--- Begin ---

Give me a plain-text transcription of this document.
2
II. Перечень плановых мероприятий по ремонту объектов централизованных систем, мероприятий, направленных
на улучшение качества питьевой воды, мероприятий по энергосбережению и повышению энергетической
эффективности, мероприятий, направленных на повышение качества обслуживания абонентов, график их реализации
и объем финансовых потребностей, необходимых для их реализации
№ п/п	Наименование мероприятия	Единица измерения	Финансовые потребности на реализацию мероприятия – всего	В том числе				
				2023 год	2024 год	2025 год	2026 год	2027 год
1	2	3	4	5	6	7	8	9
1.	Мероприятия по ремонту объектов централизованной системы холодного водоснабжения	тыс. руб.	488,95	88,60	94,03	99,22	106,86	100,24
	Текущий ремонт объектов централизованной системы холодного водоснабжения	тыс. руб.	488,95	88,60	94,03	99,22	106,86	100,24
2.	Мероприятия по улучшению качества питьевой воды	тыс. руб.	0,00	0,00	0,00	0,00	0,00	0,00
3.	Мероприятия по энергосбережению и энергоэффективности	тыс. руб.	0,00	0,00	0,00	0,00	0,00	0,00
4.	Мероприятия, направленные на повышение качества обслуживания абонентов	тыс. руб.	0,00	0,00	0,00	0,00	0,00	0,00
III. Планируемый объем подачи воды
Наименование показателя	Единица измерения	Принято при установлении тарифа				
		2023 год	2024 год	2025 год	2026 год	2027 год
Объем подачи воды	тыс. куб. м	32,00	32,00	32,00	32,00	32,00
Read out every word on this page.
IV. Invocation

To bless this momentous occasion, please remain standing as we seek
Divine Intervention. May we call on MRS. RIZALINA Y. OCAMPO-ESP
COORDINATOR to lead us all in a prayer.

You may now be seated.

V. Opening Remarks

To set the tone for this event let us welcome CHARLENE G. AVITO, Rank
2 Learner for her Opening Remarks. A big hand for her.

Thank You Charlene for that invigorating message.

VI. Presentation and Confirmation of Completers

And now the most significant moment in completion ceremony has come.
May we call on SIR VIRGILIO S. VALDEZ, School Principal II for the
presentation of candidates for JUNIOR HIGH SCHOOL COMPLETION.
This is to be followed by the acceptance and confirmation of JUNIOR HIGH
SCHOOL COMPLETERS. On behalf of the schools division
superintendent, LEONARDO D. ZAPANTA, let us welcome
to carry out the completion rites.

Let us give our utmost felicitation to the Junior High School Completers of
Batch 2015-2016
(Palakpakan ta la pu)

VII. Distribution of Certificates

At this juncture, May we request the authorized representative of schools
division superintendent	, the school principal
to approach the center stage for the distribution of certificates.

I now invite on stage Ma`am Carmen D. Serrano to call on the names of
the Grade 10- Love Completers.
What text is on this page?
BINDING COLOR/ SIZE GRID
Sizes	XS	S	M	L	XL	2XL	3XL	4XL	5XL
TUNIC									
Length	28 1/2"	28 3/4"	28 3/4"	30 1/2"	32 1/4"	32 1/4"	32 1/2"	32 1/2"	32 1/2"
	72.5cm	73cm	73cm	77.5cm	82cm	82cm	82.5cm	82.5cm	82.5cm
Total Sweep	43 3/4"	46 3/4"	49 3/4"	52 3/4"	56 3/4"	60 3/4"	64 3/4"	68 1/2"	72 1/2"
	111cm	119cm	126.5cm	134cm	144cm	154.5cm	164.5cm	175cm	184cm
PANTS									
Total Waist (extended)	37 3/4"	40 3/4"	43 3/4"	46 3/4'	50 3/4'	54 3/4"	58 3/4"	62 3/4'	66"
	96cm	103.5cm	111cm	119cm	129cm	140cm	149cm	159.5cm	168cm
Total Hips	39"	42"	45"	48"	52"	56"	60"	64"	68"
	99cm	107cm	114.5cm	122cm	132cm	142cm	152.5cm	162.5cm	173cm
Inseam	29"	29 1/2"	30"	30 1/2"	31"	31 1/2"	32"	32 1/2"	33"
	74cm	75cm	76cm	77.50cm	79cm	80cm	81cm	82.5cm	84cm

--- End ---

> _Set exercise_: Locate the lines above that hold the word "направленных". Show every one of them.

> _Output for this exercise_:
II. Перечень плановых мероприятий по ремонту объектов централизованных систем, мероприятий, направленных
эффективности, мероприятий, направленных на повышение качества обслуживания абонентов, график их реализации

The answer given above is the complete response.